• Problem description: Pull every line containing "company" out of the material below.

[Entries taken from a collection]
┄┄┄┄┄┄┄┄┄┄

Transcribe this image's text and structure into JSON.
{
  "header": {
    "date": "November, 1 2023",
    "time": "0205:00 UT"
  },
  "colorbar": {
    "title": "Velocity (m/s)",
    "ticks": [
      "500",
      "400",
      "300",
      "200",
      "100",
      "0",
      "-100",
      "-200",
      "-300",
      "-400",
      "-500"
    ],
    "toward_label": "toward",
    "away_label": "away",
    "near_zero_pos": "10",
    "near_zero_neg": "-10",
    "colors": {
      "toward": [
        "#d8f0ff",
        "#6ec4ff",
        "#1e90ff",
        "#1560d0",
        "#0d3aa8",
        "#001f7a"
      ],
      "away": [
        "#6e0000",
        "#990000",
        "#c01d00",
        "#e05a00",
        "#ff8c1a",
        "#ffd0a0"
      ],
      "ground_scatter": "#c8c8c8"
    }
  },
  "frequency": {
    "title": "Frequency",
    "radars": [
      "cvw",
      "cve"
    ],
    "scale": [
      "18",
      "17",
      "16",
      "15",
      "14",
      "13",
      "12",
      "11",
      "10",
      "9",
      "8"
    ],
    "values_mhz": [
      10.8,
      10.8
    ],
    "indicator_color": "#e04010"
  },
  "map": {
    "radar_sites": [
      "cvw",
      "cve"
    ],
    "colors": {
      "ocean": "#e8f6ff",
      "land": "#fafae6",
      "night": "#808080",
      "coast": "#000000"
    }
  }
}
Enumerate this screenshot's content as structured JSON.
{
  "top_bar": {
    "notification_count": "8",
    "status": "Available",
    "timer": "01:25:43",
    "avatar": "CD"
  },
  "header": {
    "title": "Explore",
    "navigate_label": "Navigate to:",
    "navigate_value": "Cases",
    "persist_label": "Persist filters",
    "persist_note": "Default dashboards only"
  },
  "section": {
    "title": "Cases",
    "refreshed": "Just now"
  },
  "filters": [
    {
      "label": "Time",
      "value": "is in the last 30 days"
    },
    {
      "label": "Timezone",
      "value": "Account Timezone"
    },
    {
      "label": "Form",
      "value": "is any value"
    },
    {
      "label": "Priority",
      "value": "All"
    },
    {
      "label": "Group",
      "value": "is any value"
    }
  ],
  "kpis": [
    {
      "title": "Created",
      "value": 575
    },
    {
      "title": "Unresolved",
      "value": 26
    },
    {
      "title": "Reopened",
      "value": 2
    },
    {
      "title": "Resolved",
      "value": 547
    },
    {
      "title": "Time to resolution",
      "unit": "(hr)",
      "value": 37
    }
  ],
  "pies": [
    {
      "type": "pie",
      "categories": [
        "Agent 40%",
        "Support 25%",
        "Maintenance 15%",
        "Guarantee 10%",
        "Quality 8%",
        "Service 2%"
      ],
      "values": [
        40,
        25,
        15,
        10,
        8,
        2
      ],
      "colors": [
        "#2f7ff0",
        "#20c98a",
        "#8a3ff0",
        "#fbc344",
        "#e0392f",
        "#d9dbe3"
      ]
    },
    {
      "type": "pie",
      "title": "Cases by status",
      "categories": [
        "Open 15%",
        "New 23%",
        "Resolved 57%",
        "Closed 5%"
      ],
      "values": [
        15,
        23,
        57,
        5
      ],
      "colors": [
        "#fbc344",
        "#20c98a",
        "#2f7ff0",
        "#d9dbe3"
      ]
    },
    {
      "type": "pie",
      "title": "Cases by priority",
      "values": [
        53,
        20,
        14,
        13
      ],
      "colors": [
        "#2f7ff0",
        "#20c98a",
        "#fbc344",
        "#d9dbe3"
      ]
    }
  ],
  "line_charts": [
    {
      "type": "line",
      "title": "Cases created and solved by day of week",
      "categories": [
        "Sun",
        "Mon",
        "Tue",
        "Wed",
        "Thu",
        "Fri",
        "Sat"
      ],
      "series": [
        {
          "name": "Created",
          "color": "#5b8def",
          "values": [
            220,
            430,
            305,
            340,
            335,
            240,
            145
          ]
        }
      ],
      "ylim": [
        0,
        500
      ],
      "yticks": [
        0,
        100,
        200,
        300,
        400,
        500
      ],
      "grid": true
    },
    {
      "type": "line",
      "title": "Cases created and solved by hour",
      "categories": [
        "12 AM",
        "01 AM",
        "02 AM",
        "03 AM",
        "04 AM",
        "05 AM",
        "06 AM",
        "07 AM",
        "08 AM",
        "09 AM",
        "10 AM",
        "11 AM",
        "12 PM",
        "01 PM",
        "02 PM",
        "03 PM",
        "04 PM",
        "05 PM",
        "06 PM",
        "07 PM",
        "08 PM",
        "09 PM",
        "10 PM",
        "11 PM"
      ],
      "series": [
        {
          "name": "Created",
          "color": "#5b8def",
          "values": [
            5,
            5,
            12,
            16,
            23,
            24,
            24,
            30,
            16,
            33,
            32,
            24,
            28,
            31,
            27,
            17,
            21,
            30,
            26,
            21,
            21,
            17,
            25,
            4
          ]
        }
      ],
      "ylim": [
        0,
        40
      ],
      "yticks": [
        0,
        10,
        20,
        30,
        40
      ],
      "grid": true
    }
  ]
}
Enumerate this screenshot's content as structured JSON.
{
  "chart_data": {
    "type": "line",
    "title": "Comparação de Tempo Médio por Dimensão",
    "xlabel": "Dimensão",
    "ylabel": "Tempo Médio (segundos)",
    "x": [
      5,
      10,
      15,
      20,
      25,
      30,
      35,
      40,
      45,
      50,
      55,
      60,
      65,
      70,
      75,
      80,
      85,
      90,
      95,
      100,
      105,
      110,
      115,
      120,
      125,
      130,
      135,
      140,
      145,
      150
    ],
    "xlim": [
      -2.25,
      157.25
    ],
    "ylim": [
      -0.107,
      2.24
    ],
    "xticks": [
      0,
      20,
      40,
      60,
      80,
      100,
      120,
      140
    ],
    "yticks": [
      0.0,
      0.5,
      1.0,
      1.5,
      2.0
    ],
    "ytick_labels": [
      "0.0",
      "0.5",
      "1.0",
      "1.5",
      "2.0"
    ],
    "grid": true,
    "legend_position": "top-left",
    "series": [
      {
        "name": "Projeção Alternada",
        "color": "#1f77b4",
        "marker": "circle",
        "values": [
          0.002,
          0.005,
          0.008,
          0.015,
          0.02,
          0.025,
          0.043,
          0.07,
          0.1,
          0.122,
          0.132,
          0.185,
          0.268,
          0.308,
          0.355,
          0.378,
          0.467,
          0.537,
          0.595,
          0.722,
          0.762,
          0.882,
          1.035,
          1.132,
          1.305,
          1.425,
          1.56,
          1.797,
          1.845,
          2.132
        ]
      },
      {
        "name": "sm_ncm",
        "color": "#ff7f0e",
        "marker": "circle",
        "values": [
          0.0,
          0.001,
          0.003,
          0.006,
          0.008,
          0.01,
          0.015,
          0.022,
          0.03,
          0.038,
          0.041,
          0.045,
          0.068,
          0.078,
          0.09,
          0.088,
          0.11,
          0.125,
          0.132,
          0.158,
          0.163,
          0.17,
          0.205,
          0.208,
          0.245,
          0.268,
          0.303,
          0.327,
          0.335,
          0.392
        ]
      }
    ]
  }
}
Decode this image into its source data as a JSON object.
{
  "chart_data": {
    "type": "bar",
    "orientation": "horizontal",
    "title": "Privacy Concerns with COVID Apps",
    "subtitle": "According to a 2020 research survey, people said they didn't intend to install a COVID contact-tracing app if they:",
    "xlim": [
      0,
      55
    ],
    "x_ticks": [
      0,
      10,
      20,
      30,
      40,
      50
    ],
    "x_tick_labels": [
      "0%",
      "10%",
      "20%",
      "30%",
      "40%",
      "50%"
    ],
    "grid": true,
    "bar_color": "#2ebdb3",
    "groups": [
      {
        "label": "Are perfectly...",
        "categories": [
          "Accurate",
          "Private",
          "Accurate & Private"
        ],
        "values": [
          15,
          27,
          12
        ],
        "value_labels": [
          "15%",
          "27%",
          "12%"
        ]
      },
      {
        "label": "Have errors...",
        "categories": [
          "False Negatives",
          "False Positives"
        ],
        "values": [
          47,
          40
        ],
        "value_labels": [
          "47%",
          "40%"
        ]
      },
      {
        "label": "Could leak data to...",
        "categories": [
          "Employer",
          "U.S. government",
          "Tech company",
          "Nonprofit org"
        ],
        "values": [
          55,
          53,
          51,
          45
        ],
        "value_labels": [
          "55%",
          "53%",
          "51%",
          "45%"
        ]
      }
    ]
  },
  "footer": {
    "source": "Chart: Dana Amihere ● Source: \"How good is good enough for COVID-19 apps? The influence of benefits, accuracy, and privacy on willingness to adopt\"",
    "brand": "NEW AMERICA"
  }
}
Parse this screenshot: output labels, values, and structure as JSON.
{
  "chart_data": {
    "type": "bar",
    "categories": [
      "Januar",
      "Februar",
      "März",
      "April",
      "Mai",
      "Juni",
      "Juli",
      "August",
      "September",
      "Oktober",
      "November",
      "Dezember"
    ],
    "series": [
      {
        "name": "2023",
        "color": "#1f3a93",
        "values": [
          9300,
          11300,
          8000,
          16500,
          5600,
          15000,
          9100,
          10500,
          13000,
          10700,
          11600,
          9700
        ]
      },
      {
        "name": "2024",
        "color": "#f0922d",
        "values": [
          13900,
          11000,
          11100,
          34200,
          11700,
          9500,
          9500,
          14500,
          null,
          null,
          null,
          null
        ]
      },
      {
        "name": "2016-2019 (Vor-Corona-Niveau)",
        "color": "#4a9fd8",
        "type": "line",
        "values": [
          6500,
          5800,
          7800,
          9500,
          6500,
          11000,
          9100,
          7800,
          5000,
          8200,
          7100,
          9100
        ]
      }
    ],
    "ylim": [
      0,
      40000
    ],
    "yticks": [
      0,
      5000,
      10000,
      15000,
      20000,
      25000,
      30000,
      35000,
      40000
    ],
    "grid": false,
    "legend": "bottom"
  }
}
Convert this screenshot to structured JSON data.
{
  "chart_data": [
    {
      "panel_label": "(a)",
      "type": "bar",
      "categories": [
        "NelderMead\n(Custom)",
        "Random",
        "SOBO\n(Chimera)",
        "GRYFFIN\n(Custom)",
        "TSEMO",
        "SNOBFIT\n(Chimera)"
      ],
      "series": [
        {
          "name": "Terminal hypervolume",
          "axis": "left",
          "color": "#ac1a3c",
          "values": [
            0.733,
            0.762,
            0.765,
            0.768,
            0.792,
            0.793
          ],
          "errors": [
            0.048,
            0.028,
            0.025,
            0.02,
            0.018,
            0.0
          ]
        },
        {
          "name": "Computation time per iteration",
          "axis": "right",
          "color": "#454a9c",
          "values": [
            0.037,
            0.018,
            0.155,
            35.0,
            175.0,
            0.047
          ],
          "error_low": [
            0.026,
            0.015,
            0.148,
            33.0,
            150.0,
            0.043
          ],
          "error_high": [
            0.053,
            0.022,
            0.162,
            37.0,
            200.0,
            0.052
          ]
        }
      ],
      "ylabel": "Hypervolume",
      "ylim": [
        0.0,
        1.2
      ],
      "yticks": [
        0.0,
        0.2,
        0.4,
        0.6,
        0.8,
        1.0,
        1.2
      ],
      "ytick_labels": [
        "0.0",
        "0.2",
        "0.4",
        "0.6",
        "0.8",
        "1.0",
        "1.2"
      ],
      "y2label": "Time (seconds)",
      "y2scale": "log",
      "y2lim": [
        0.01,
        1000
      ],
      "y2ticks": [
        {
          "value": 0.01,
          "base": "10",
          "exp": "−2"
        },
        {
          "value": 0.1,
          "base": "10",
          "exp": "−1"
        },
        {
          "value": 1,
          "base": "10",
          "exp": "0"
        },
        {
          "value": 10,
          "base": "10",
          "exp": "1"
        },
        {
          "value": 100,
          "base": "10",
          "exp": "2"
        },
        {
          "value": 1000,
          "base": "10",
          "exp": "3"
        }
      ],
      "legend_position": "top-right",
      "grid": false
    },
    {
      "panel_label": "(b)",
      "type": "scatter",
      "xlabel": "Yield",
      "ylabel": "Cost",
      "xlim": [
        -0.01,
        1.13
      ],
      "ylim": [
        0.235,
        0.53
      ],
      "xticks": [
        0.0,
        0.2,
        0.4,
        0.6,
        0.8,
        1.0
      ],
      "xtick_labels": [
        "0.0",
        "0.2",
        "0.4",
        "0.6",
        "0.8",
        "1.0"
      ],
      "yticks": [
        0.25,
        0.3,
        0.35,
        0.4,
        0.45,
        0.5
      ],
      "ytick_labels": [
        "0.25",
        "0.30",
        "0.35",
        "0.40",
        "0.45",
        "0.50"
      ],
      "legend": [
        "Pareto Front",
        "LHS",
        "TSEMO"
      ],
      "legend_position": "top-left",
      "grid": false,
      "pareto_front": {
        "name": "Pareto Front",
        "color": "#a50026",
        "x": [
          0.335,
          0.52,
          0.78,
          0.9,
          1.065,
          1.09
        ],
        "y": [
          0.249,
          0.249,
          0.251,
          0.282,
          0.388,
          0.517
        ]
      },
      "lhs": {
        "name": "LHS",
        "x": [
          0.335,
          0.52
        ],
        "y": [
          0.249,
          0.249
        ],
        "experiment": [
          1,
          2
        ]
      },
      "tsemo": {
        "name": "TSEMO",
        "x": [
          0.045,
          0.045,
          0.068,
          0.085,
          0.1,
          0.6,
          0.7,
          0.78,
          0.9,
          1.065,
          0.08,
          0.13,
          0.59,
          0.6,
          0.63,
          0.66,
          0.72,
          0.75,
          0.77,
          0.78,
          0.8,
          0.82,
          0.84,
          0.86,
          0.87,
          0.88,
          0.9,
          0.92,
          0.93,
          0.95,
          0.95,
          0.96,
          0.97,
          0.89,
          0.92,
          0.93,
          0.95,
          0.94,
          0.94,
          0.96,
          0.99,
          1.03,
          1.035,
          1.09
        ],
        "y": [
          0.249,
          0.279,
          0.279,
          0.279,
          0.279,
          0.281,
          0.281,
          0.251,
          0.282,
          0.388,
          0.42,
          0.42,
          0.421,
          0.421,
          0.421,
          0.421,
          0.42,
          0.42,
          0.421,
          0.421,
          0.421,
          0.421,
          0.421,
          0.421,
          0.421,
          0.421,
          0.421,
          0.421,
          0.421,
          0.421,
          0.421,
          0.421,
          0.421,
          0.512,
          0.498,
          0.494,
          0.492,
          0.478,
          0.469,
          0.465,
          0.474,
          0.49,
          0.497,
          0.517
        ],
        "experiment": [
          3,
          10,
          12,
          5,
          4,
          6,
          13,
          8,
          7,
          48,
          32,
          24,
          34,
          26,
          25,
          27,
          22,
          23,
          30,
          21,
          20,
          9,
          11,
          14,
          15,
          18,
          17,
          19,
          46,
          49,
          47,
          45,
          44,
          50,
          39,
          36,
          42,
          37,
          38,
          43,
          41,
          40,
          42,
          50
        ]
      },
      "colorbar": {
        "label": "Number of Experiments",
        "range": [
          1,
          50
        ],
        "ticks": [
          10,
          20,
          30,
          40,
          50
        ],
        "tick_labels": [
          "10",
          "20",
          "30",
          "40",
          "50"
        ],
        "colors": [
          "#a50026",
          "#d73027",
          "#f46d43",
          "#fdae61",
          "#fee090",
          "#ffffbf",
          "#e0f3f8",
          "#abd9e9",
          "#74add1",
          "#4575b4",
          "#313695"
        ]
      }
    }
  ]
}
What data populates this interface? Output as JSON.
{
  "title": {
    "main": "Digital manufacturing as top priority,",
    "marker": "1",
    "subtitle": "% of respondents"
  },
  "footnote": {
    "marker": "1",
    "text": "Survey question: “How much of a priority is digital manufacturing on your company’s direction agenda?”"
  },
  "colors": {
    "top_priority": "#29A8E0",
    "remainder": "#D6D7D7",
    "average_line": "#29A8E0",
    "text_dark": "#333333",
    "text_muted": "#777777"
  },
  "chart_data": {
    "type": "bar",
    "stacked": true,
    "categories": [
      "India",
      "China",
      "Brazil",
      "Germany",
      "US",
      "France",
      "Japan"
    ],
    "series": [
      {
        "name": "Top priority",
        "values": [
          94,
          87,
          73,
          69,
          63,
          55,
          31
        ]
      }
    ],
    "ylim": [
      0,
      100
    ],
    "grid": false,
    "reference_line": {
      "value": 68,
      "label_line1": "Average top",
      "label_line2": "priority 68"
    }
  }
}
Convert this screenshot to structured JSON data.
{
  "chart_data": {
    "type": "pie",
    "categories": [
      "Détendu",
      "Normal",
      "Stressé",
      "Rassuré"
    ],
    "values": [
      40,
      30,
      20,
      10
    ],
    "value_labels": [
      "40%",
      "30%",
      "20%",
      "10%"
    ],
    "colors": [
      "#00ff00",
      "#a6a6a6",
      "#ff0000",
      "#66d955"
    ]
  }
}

┄┄┄┄┄┄┄┄┄┄

• Answer to this problem:
          "Tech company",
    "text": "Survey question: “How much of a priority is digital manufacturing on your company’s direction agenda?”"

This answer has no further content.